* [Required task] Pictures are not part of the copy; repeat everything else in the records exactly.

* [Data shown]
## START

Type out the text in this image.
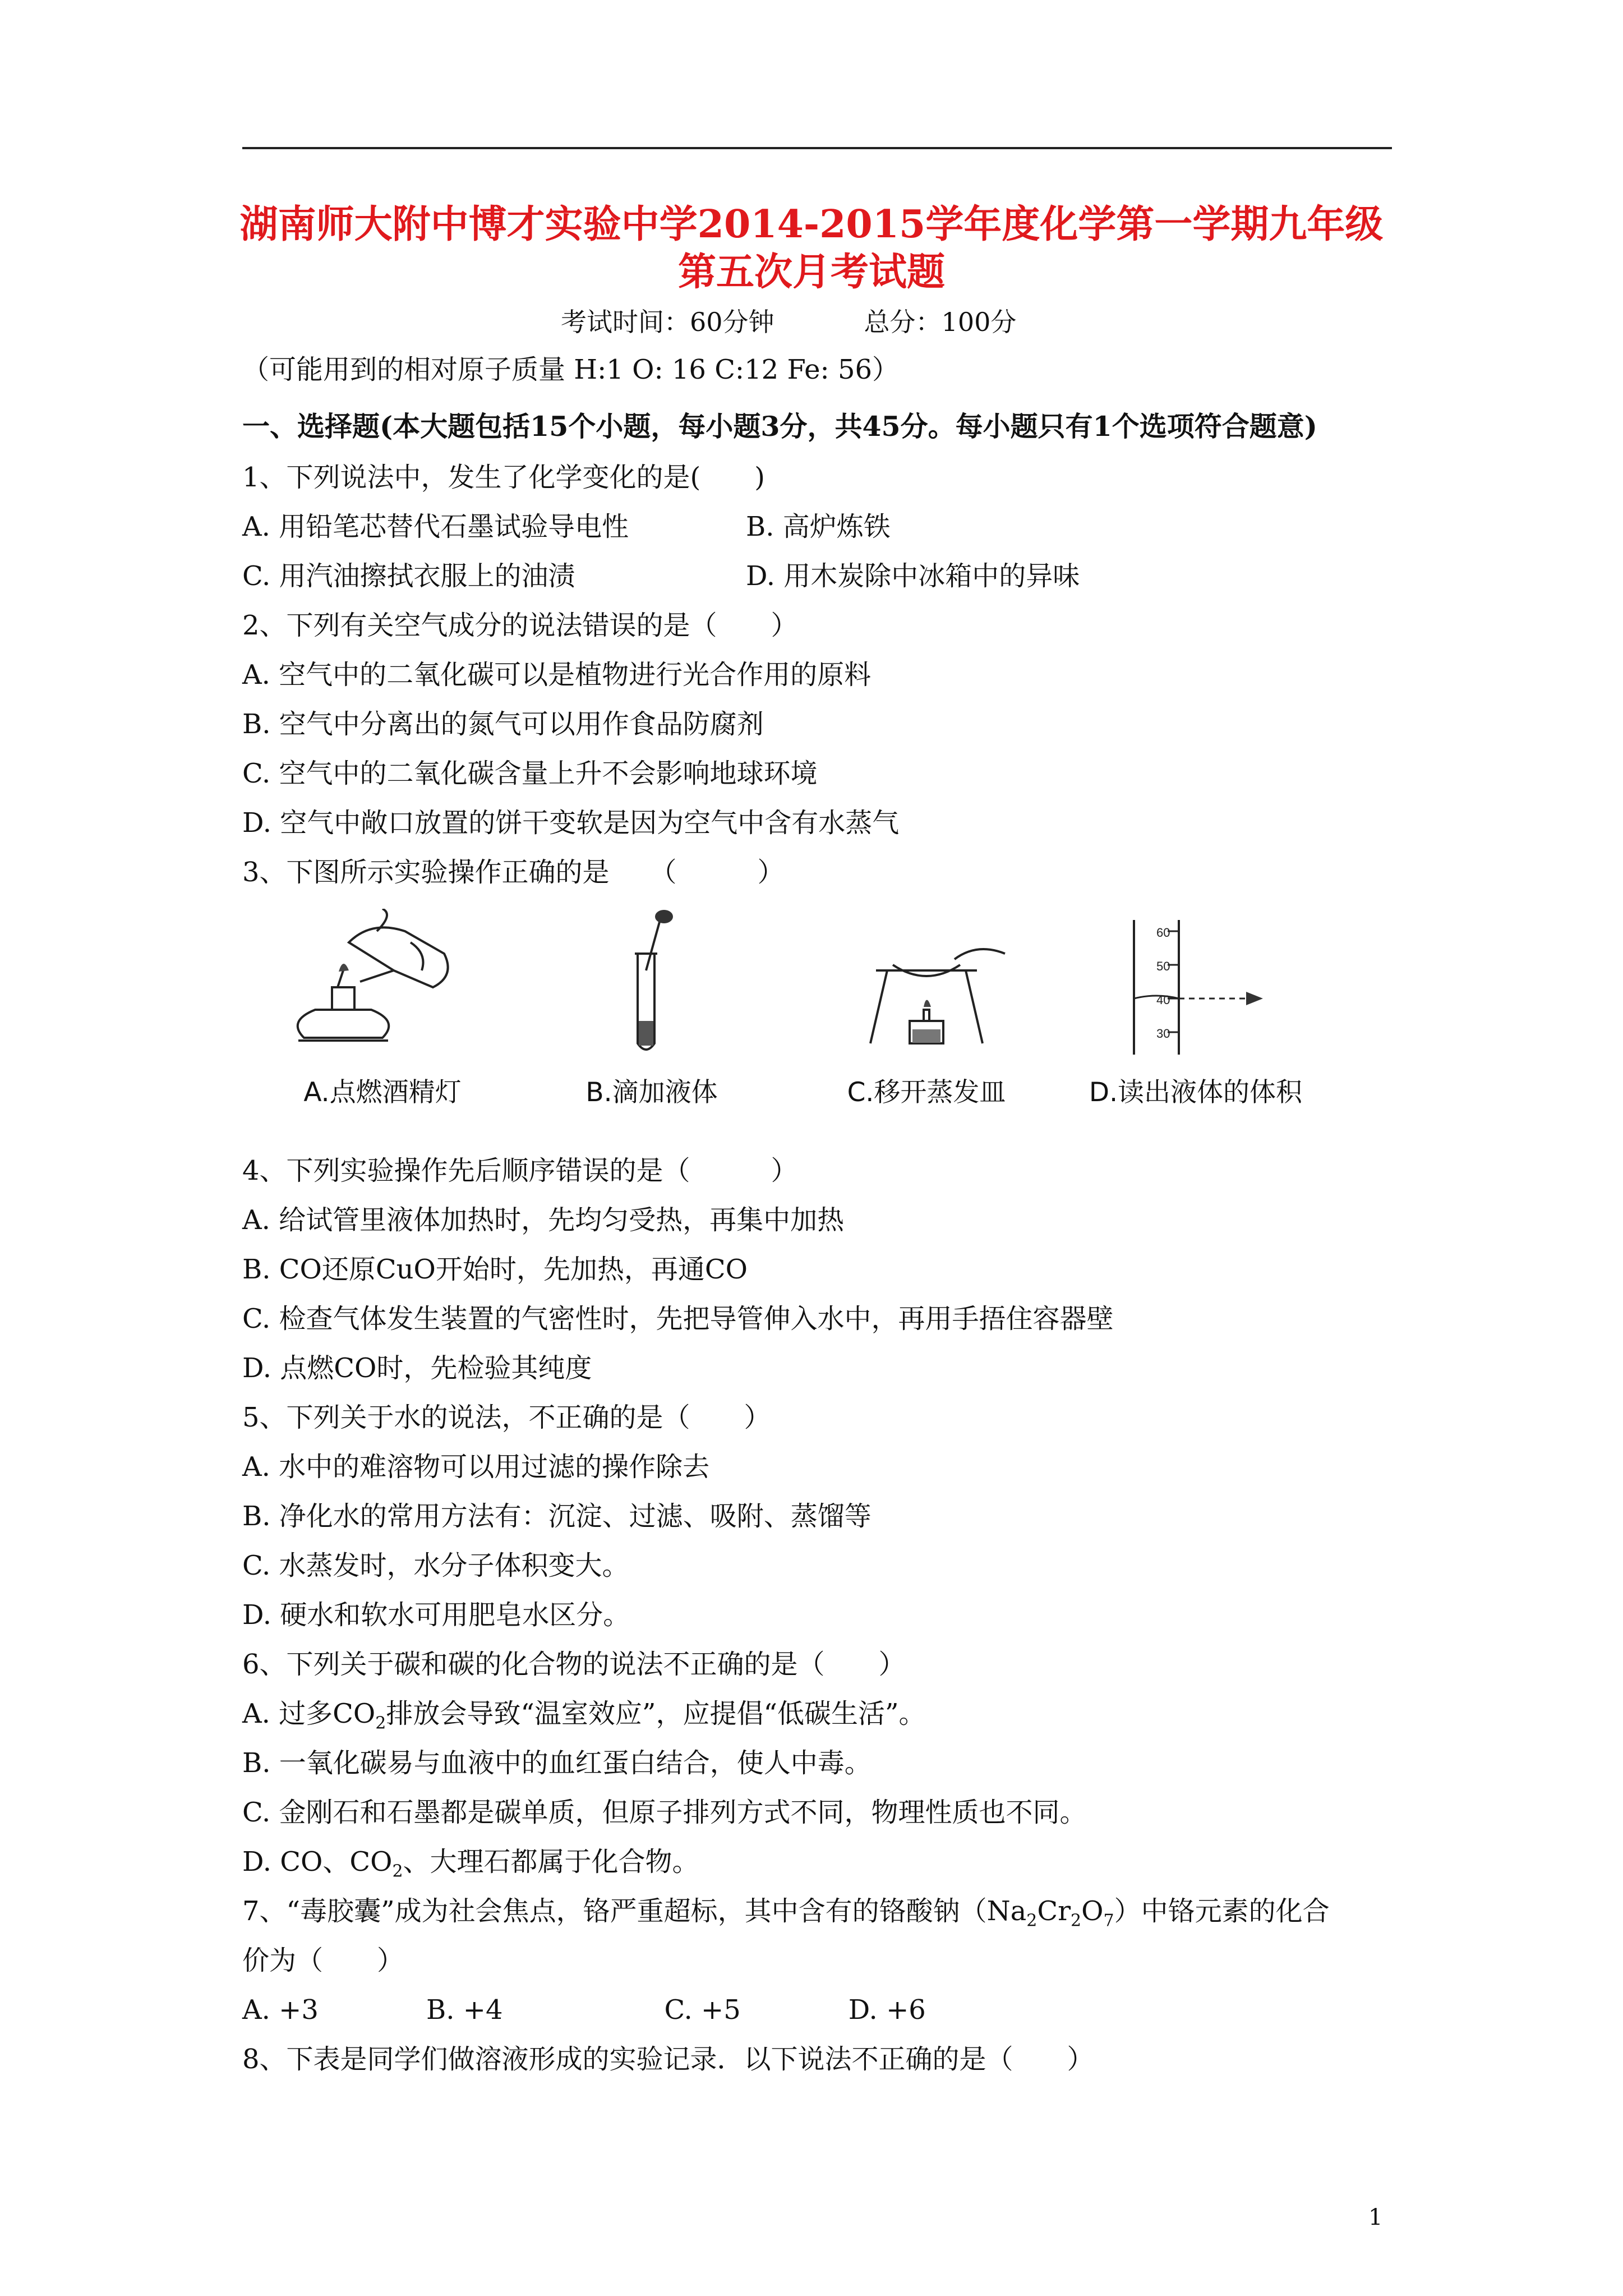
湖南师大附中博才实验中学2014-2015学年度化学第一学期九年级
第五次月考试题
考试时间：60分钟	总分：100分
（可能用到的相对原子质量 H:1 O: 16 C:12 Fe: 56）
一、选择题(本大题包括15个小题，每小题3分，共45分。每小题只有1个选项符合题意)
1、下列说法中，发生了化学变化的是(　　)
A. 用铅笔芯替代石墨试验导电性	B. 高炉炼铁
C. 用汽油擦拭衣服上的油渍	D. 用木炭除中冰箱中的异味
2、下列有关空气成分的说法错误的是（　　）
A. 空气中的二氧化碳可以是植物进行光合作用的原料
B. 空气中分离出的氮气可以用作食品防腐剂
C. 空气中的二氧化碳含量上升不会影响地球环境
D. 空气中敞口放置的饼干变软是因为空气中含有水蒸气
3、下图所示实验操作正确的是　　（　　　）
A.点燃酒精灯	B.滴加液体	C.移开蒸发皿
60
50
40
30
D.读出液体的体积
4、下列实验操作先后顺序错误的是（　　　）
A. 给试管里液体加热时，先均匀受热，再集中加热
B. CO还原CuO开始时，先加热，再通CO
C. 检查气体发生装置的气密性时，先把导管伸入水中，再用手捂住容器壁
D. 点燃CO时，先检验其纯度
5、下列关于水的说法，不正确的是（　　）
A. 水中的难溶物可以用过滤的操作除去
B. 净化水的常用方法有：沉淀、过滤、吸附、蒸馏等
C. 水蒸发时，水分子体积变大。
D. 硬水和软水可用肥皂水区分。
6、下列关于碳和碳的化合物的说法不正确的是（　　）
A. 过多$CO_2$排放会导致“温室效应”，应提倡“低碳生活”。
B. 一氧化碳易与血液中的血红蛋白结合，使人中毒。
C. 金刚石和石墨都是碳单质，但原子排列方式不同，物理性质也不同。
D. CO、$CO_2$、大理石都属于化合物。
7、“毒胶囊”成为社会焦点，铬严重超标，其中含有的铬酸钠$(Na_2Cr_2O_7)$中铬元素的化合
价为（　　）
A. +3　　　　B. +4　　　　　　C. +5　　　　D. +6
8、下表是同学们做溶液形成的实验记录．以下说法不正确的是（　　）
1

## END

* [Worked answer]
Type out the text in this image.
湖南师大附中博才实验中学2014-2015学年度化学第一学期九年级
第五次月考试题
考试时间：60分钟	总分：100分
（可能用到的相对原子质量 H:1 O: 16 C:12 Fe: 56）
一、选择题(本大题包括15个小题，每小题3分，共45分。每小题只有1个选项符合题意)
1、下列说法中，发生了化学变化的是(　　)
A. 用铅笔芯替代石墨试验导电性	B. 高炉炼铁
C. 用汽油擦拭衣服上的油渍	D. 用木炭除中冰箱中的异味
2、下列有关空气成分的说法错误的是（　　）
A. 空气中的二氧化碳可以是植物进行光合作用的原料
B. 空气中分离出的氮气可以用作食品防腐剂
C. 空气中的二氧化碳含量上升不会影响地球环境
D. 空气中敞口放置的饼干变软是因为空气中含有水蒸气
3、下图所示实验操作正确的是　　（　　　）
A.点燃酒精灯	B.滴加液体	C.移开蒸发皿
60
50
40
30
D.读出液体的体积
4、下列实验操作先后顺序错误的是（　　　）
A. 给试管里液体加热时，先均匀受热，再集中加热
B. CO还原CuO开始时，先加热，再通CO
C. 检查气体发生装置的气密性时，先把导管伸入水中，再用手捂住容器壁
D. 点燃CO时，先检验其纯度
5、下列关于水的说法，不正确的是（　　）
A. 水中的难溶物可以用过滤的操作除去
B. 净化水的常用方法有：沉淀、过滤、吸附、蒸馏等
C. 水蒸发时，水分子体积变大。
D. 硬水和软水可用肥皂水区分。
6、下列关于碳和碳的化合物的说法不正确的是（　　）
A. 过多$CO_2$排放会导致“温室效应”，应提倡“低碳生活”。
B. 一氧化碳易与血液中的血红蛋白结合，使人中毒。
C. 金刚石和石墨都是碳单质，但原子排列方式不同，物理性质也不同。
D. CO、$CO_2$、大理石都属于化合物。
7、“毒胶囊”成为社会焦点，铬严重超标，其中含有的铬酸钠$(Na_2Cr_2O_7)$中铬元素的化合
价为（　　）
A. +3　　　　B. +4　　　　　　C. +5　　　　D. +6
8、下表是同学们做溶液形成的实验记录．以下说法不正确的是（　　）
1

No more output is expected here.